> **TASK REQUIREMENTS**: Your task is to copy each line of the material below that includes "backing".

> **GIVEN ENTRIES**:
::::

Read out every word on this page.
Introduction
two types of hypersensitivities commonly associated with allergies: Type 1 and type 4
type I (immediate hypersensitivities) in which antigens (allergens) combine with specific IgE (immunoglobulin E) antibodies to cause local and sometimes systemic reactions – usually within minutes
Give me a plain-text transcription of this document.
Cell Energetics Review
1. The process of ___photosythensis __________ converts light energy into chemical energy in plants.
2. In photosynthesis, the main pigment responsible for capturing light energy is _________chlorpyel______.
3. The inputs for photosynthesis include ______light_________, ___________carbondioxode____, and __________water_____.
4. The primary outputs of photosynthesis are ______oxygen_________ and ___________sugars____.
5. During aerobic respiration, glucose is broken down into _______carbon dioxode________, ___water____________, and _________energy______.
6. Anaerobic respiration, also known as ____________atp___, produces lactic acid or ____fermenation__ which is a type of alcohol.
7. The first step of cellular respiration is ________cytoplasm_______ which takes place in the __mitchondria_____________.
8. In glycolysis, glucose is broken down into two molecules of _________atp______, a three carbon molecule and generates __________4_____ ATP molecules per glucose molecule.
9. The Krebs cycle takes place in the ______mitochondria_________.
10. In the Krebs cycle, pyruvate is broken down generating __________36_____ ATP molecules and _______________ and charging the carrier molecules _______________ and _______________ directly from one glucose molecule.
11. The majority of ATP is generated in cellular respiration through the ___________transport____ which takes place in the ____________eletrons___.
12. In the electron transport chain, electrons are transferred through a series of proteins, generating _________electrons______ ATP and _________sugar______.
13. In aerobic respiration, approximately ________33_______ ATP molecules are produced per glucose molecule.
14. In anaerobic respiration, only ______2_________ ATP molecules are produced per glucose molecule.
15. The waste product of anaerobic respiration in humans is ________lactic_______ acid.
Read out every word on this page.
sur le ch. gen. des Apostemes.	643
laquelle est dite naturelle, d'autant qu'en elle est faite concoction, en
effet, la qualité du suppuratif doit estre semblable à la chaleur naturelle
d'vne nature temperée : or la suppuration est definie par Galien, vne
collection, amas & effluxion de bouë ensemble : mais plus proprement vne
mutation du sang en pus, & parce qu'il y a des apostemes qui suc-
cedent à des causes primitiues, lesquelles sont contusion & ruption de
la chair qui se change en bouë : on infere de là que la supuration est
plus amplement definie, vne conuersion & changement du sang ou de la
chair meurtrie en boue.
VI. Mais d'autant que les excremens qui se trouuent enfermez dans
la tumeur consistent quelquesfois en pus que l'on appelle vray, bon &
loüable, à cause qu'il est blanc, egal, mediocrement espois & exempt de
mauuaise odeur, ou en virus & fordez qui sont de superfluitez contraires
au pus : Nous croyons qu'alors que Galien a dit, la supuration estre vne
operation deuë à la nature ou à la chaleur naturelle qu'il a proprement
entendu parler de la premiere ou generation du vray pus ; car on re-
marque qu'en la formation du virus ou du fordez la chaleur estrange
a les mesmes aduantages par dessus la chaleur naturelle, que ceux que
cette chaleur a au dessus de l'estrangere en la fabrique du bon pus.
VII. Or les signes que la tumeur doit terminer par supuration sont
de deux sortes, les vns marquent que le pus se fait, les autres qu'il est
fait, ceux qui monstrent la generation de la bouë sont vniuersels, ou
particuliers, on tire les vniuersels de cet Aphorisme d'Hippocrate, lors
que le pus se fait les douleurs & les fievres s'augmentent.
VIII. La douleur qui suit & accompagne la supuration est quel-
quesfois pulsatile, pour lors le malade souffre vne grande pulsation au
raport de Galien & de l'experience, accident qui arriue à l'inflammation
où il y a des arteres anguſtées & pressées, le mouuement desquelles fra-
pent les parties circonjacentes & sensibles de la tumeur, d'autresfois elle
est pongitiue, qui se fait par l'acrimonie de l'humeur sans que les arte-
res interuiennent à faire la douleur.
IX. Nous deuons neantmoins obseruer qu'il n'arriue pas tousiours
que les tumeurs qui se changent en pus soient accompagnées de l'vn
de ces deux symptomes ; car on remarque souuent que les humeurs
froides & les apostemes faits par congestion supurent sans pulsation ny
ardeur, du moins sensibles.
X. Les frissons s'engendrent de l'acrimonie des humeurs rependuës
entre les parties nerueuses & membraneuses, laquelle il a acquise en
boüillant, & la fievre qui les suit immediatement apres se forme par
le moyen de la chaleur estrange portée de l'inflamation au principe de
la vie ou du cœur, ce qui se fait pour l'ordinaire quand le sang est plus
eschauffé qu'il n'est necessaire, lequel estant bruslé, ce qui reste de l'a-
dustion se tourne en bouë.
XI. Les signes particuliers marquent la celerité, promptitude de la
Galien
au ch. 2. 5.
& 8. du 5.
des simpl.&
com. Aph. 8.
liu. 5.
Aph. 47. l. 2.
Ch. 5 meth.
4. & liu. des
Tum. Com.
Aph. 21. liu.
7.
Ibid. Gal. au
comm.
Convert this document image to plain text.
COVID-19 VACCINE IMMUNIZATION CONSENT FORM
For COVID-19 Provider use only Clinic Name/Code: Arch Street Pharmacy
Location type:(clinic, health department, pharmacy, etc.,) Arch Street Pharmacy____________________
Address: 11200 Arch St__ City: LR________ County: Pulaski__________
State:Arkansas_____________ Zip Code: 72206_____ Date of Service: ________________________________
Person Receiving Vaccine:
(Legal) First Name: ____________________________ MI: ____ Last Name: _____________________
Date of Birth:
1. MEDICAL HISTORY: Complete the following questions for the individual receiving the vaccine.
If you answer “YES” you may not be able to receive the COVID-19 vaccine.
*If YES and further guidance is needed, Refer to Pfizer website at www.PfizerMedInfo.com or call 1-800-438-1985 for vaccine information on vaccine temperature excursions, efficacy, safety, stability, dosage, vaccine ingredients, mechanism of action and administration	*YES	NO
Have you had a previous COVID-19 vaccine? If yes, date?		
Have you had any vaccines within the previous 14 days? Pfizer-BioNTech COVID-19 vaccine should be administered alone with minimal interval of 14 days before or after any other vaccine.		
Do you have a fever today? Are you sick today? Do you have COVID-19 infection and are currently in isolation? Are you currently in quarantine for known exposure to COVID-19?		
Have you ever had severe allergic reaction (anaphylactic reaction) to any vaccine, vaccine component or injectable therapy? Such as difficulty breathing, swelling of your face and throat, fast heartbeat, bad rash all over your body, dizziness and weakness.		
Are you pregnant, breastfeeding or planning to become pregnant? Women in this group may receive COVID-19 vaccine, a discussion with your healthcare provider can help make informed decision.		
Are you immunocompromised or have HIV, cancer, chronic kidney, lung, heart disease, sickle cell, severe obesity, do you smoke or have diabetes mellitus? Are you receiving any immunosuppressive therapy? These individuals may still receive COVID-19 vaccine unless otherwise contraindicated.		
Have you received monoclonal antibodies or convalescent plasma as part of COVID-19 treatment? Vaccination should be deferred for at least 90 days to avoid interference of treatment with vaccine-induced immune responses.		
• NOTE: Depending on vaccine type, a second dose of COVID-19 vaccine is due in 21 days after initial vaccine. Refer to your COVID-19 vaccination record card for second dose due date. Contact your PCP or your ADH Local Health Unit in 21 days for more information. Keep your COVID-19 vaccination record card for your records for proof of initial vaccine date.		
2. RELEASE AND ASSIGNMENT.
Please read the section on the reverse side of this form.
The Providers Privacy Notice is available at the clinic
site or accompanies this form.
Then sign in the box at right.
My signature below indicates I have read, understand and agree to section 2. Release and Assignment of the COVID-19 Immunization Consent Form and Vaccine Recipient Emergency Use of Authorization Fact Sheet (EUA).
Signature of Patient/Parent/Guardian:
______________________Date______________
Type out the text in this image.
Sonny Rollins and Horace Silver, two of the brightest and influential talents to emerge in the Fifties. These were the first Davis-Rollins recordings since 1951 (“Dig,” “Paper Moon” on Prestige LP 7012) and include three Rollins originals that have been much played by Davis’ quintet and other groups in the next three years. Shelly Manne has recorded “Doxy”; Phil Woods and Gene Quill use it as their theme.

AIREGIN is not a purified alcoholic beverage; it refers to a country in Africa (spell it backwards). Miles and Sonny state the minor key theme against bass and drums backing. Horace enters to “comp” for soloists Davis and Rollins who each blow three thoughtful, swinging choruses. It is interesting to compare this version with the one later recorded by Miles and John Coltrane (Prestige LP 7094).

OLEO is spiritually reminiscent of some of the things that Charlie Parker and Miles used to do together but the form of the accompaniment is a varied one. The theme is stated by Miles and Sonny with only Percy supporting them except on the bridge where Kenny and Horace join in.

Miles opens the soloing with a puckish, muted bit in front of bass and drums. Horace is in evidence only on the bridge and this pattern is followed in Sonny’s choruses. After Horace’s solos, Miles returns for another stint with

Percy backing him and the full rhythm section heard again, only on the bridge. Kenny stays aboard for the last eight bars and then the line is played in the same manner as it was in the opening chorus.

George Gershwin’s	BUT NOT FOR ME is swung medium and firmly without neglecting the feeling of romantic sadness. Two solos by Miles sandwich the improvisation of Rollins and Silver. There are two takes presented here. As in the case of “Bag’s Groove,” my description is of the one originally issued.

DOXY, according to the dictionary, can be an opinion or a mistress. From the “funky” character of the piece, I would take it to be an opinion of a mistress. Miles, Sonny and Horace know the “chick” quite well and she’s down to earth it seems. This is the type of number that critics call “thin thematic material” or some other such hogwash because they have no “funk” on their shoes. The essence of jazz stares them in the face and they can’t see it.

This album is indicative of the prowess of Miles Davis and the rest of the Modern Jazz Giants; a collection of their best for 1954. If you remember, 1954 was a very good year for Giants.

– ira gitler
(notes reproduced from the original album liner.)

::::

> **RESULT**:
AIREGIN is not a purified alcoholic beverage; it refers to a country in Africa (spell it backwards). Miles and Sonny state the minor key theme against bass and drums backing. Horace enters to “comp” for soloists Davis and Rollins who each blow three thoughtful, swinging choruses. It is interesting to compare this version with the one later recorded by Miles and John Coltrane (Prestige LP 7094).
Percy backing him and the full rhythm section heard again, only on the bridge. Kenny stays aboard for the last eight bars and then the line is played in the same manner as it was in the opening chorus.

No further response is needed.